Task instructions
Find the number of lines below in which the word "أصحابه" appears, and write that number only.

═════ Given information

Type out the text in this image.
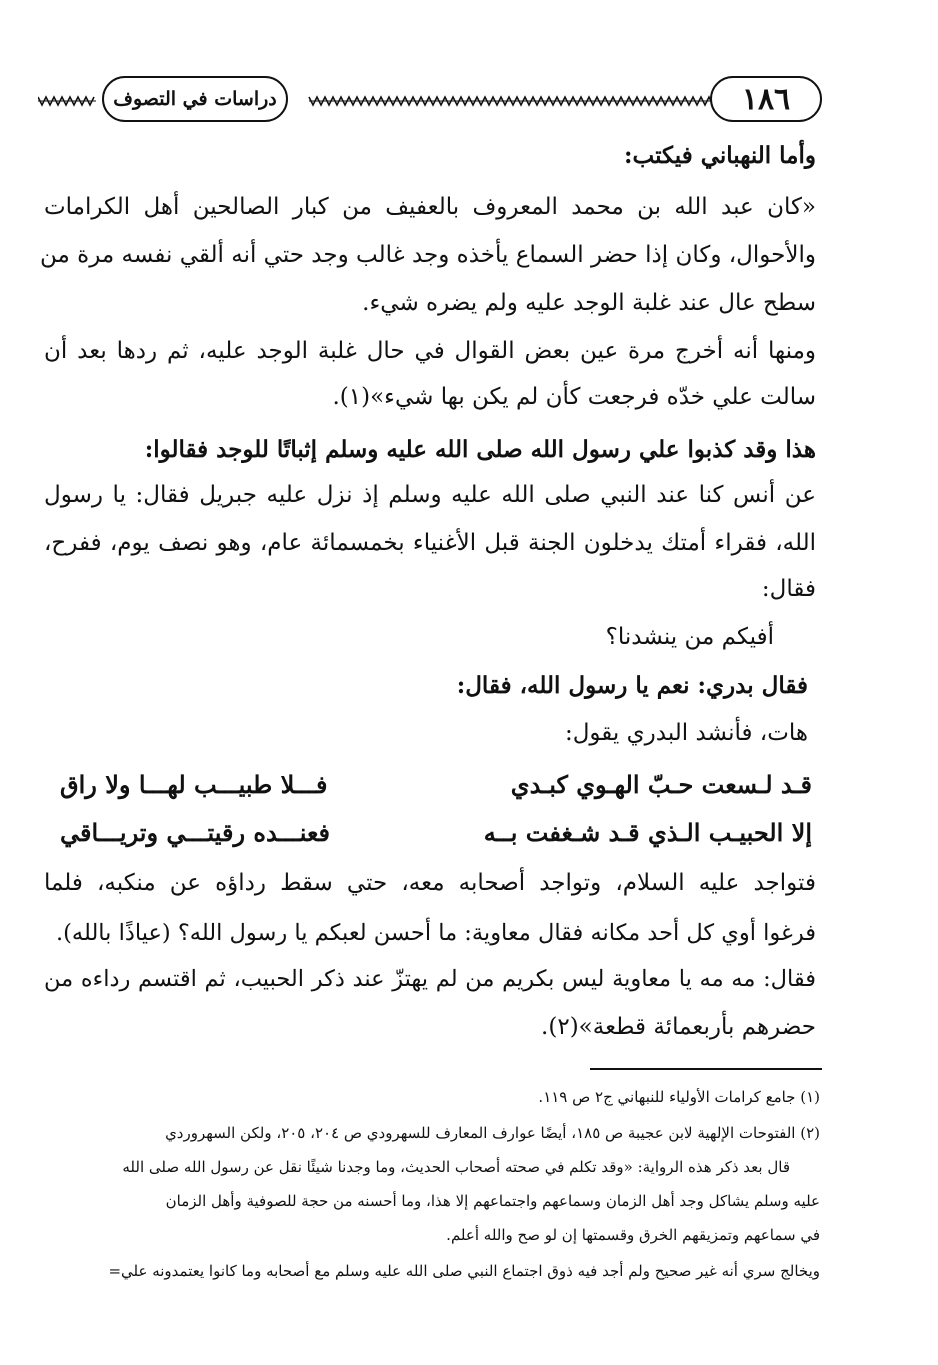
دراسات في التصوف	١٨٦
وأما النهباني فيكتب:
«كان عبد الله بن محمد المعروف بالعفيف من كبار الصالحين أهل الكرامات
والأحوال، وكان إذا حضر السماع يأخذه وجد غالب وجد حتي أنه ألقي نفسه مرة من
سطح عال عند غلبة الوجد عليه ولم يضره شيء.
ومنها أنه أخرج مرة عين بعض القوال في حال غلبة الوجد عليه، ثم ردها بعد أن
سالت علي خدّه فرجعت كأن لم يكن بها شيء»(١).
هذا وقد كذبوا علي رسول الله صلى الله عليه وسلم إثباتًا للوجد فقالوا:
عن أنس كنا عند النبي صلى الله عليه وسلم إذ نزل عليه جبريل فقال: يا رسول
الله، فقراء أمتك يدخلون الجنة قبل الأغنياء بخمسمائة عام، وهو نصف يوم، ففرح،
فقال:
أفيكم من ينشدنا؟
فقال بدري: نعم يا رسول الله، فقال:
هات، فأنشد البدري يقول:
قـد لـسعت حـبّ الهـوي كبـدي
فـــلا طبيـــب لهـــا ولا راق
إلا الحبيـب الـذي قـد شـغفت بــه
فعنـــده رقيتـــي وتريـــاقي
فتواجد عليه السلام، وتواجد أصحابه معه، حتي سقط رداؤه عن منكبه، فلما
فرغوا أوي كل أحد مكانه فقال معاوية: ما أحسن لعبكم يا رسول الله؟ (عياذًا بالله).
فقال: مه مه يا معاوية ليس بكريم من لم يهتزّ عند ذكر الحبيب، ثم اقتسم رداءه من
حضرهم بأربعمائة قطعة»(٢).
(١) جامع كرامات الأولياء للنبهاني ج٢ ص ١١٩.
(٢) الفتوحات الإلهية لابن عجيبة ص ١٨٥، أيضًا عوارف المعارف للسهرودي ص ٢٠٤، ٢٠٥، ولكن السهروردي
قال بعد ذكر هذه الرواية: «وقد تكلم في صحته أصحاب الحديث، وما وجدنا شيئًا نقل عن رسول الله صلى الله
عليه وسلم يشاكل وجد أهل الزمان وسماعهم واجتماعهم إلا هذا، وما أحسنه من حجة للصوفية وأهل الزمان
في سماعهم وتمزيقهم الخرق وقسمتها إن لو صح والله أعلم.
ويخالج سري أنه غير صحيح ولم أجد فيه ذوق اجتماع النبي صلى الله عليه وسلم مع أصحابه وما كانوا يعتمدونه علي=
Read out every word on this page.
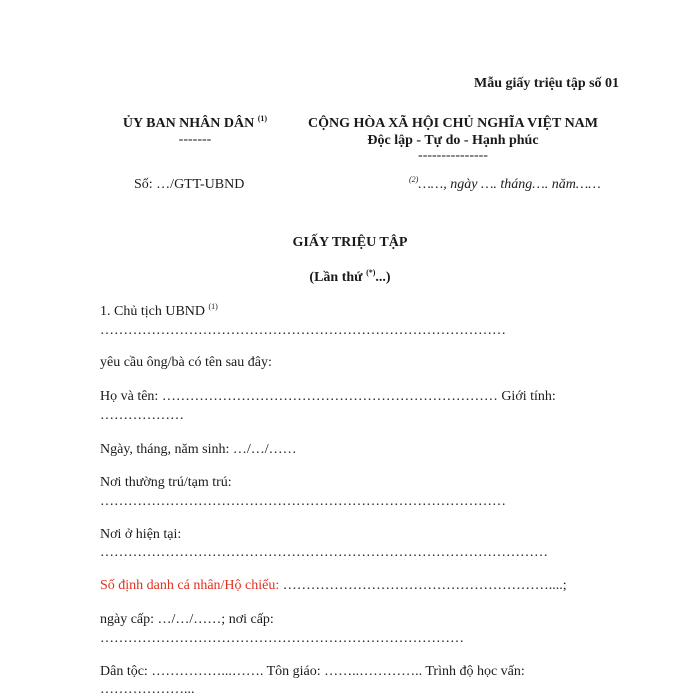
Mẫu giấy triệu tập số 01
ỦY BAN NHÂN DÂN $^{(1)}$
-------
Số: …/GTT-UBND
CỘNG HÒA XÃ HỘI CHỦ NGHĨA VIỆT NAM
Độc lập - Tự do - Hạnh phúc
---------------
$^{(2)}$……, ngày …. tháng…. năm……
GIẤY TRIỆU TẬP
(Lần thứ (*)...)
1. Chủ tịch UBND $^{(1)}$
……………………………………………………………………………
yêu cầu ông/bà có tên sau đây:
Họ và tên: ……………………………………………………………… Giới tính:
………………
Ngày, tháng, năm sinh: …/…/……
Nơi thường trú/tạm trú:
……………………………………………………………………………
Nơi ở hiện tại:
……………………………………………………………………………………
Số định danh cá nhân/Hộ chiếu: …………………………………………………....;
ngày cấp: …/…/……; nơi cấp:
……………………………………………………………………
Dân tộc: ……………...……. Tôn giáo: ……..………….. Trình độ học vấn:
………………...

══════════

Result below
2